[Stored items from a collection]

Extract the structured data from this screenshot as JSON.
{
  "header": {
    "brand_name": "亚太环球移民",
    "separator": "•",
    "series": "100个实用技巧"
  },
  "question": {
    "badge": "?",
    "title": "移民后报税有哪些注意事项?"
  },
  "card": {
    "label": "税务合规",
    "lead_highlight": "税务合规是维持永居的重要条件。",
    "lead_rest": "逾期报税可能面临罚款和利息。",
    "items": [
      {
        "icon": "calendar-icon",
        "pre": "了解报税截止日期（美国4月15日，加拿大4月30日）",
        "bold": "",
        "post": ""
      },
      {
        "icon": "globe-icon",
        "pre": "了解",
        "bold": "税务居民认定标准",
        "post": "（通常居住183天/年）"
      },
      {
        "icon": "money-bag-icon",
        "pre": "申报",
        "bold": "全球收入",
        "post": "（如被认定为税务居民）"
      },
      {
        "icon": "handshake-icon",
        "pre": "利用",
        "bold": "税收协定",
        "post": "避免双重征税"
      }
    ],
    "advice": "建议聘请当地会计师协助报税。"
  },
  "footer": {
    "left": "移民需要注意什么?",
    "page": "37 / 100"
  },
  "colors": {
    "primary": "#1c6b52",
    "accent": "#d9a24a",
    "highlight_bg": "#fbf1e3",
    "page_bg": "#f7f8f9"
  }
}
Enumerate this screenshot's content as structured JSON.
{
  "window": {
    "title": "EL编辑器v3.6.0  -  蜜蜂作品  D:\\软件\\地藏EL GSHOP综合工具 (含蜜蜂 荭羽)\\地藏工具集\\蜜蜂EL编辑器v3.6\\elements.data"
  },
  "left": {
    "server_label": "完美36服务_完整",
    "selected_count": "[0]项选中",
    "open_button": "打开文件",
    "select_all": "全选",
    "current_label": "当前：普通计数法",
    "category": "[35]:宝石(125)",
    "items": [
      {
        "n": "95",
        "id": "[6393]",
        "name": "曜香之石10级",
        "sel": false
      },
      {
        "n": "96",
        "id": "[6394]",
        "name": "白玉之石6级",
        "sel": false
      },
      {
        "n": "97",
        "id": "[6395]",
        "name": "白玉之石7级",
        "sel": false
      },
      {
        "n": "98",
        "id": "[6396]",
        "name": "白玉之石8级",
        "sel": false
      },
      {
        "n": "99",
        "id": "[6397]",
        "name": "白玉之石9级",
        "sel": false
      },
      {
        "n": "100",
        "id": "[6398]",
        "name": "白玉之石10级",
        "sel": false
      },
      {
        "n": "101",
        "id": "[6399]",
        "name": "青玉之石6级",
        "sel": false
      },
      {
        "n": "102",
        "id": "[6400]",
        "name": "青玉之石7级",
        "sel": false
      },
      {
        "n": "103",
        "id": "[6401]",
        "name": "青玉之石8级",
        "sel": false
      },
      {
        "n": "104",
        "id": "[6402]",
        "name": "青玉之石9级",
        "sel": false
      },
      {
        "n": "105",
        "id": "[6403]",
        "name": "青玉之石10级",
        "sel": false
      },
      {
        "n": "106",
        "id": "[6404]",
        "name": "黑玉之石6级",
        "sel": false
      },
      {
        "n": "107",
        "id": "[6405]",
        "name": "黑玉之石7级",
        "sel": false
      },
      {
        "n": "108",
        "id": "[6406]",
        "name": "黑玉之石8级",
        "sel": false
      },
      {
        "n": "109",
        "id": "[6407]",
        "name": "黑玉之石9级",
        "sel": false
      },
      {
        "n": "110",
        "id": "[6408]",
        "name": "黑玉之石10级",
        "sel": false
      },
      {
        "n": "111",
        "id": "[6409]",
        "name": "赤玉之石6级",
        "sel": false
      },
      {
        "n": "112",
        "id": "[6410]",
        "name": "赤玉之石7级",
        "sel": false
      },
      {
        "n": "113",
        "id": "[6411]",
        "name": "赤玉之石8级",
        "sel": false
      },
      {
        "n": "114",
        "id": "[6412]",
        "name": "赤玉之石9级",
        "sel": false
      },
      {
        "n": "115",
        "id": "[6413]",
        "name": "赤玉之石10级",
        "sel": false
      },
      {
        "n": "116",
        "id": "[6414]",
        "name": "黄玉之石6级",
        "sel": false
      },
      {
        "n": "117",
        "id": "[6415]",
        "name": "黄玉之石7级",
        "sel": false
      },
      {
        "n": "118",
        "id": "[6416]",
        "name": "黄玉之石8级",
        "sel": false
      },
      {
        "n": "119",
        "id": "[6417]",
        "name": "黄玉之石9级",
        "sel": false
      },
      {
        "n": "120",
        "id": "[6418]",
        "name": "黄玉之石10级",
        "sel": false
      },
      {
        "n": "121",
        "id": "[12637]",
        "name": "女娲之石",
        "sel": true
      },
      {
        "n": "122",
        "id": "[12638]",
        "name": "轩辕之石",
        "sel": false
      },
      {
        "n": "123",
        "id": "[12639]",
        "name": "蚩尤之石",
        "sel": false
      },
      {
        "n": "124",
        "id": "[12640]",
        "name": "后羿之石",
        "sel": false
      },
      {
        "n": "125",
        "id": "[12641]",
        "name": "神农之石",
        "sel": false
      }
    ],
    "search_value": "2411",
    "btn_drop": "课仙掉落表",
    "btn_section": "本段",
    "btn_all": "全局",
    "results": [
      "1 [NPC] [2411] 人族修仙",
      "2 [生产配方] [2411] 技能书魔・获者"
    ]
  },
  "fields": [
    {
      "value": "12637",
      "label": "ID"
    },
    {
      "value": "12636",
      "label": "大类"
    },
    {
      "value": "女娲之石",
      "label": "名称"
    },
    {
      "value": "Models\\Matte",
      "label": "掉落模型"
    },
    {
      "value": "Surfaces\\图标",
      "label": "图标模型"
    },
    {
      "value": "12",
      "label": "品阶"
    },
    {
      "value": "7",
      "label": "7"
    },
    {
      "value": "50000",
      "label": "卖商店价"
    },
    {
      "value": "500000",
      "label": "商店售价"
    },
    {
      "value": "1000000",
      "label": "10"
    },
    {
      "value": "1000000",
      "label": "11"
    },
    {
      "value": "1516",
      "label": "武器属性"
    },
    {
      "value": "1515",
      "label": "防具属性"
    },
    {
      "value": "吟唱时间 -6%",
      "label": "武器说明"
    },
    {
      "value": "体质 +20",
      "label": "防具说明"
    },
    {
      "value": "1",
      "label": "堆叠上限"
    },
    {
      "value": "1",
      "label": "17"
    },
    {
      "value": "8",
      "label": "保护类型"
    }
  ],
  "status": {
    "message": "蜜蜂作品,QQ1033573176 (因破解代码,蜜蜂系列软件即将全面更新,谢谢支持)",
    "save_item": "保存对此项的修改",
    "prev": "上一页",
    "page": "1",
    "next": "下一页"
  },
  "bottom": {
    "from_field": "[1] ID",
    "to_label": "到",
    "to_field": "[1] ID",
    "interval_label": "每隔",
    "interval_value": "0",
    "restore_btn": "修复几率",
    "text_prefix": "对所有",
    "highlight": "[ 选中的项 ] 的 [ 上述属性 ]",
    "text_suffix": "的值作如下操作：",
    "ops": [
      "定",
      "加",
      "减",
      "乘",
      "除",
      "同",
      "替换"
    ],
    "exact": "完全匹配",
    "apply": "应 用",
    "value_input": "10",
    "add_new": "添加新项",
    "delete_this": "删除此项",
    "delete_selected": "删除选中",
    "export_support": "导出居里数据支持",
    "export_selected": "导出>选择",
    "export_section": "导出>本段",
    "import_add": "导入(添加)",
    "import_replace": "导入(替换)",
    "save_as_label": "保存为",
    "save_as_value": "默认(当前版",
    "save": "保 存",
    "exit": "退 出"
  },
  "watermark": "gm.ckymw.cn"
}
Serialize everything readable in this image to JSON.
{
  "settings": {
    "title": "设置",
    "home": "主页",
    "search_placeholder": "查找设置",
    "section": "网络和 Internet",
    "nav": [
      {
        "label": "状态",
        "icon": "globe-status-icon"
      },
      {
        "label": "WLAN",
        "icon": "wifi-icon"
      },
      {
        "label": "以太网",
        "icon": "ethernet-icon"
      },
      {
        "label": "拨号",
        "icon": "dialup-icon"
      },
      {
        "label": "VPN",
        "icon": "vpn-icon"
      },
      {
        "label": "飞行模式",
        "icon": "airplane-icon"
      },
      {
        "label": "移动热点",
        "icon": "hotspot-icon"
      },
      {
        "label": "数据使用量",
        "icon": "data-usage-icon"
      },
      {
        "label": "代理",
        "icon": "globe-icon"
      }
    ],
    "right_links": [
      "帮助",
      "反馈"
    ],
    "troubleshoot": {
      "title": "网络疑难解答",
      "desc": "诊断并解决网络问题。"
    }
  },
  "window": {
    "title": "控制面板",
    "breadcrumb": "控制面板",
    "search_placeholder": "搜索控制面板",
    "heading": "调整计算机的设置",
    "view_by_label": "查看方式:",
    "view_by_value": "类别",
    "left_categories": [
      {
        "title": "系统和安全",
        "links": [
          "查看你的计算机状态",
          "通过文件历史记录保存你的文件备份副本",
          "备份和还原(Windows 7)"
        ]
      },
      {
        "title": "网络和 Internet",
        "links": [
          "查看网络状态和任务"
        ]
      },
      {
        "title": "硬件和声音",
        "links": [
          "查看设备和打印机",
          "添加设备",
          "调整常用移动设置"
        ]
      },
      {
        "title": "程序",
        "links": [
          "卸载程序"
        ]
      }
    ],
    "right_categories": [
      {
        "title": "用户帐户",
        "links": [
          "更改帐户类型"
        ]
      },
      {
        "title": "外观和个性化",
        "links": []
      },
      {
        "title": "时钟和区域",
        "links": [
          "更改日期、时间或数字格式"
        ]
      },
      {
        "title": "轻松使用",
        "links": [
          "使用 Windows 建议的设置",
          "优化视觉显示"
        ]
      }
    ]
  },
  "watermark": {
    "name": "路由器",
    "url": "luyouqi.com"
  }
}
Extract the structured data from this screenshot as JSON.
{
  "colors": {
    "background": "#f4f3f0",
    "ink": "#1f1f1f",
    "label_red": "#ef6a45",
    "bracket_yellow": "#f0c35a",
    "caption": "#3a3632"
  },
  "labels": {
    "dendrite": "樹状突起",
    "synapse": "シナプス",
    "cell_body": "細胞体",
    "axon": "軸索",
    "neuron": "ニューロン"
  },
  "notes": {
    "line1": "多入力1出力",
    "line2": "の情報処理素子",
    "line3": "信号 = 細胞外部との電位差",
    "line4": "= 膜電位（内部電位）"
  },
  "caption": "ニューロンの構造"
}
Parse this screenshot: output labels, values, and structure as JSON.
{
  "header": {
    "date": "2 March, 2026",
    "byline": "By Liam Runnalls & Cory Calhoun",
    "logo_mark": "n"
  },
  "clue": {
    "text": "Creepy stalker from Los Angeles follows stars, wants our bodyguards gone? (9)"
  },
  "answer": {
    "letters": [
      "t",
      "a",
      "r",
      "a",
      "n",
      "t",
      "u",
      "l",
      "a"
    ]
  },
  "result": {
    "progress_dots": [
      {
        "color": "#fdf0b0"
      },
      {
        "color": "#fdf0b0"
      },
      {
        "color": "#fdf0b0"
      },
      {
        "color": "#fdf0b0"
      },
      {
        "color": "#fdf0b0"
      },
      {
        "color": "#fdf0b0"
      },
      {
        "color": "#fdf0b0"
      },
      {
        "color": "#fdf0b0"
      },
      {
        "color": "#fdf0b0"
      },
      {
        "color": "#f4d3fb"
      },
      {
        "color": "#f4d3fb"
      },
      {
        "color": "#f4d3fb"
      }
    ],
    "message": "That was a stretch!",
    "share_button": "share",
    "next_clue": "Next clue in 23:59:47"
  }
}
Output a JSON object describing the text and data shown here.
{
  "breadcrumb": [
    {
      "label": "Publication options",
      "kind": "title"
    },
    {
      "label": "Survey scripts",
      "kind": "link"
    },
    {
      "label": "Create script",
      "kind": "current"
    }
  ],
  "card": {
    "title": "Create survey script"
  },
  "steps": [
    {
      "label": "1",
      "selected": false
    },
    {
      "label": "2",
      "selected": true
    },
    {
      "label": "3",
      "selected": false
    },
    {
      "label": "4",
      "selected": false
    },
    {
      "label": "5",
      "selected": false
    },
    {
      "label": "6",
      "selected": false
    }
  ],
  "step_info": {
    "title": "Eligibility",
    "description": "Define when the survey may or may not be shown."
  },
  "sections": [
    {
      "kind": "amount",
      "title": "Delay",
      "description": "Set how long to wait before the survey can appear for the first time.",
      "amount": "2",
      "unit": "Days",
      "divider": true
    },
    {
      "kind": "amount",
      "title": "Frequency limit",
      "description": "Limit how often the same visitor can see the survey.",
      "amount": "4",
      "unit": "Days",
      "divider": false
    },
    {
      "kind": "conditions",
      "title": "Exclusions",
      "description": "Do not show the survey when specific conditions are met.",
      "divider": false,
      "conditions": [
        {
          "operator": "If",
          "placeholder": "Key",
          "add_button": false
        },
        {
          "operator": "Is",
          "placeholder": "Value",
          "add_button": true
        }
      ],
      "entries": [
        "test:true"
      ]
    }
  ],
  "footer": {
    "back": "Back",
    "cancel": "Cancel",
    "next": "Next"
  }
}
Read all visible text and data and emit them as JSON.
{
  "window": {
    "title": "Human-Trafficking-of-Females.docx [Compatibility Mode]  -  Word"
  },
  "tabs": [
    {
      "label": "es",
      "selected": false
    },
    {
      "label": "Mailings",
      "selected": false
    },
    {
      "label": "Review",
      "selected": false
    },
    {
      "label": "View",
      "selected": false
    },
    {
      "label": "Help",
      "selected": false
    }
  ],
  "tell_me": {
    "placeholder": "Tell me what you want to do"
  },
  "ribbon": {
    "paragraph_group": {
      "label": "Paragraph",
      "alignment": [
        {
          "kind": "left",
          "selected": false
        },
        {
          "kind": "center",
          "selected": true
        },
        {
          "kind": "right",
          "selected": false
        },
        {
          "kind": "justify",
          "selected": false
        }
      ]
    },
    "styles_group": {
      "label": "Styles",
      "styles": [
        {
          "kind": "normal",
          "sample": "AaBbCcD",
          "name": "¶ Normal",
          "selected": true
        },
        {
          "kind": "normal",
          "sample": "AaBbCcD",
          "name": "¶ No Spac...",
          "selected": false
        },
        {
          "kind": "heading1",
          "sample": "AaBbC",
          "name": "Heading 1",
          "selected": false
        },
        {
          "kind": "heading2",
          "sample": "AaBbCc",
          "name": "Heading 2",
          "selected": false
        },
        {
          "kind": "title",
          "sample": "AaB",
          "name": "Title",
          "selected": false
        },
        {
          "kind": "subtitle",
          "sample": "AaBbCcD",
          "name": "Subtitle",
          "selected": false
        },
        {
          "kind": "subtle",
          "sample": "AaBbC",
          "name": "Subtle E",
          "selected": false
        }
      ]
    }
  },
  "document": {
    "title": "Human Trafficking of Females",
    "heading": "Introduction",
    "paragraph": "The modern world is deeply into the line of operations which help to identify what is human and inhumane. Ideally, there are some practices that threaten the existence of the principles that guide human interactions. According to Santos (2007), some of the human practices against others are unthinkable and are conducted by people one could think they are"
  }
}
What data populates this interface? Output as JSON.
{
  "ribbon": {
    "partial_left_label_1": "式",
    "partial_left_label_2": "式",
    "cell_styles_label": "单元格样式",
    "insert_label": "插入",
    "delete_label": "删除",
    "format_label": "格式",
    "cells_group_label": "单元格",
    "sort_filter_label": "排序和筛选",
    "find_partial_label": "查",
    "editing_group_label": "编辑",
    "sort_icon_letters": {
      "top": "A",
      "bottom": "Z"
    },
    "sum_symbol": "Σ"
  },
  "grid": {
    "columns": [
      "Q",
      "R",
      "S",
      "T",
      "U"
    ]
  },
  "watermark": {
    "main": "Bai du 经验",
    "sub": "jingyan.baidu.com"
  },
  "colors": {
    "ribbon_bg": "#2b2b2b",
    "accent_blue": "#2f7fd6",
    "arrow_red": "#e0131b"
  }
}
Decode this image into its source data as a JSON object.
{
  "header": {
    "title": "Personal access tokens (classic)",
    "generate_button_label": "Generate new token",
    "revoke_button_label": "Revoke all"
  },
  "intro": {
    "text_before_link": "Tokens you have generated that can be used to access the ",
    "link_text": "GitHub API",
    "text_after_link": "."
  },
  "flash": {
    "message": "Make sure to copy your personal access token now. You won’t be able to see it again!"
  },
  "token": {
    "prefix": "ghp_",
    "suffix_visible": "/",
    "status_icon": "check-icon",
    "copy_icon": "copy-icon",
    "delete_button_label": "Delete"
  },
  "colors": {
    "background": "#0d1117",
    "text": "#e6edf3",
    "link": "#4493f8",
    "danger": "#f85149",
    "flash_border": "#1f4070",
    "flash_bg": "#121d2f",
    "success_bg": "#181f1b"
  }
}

* [Aim of the task] Copy all lines from the listing that contain "into".

* [Full output]
    "paragraph": "The modern world is deeply into the line of operations which help to identify what is human and inhumane. Ideally, there are some practices that threaten the existence of the principles that guide human interactions. According to Santos (2007), some of the human practices against others are unthinkable and are conducted by people one could think they are"
Decode this image into its source data as a JSON object.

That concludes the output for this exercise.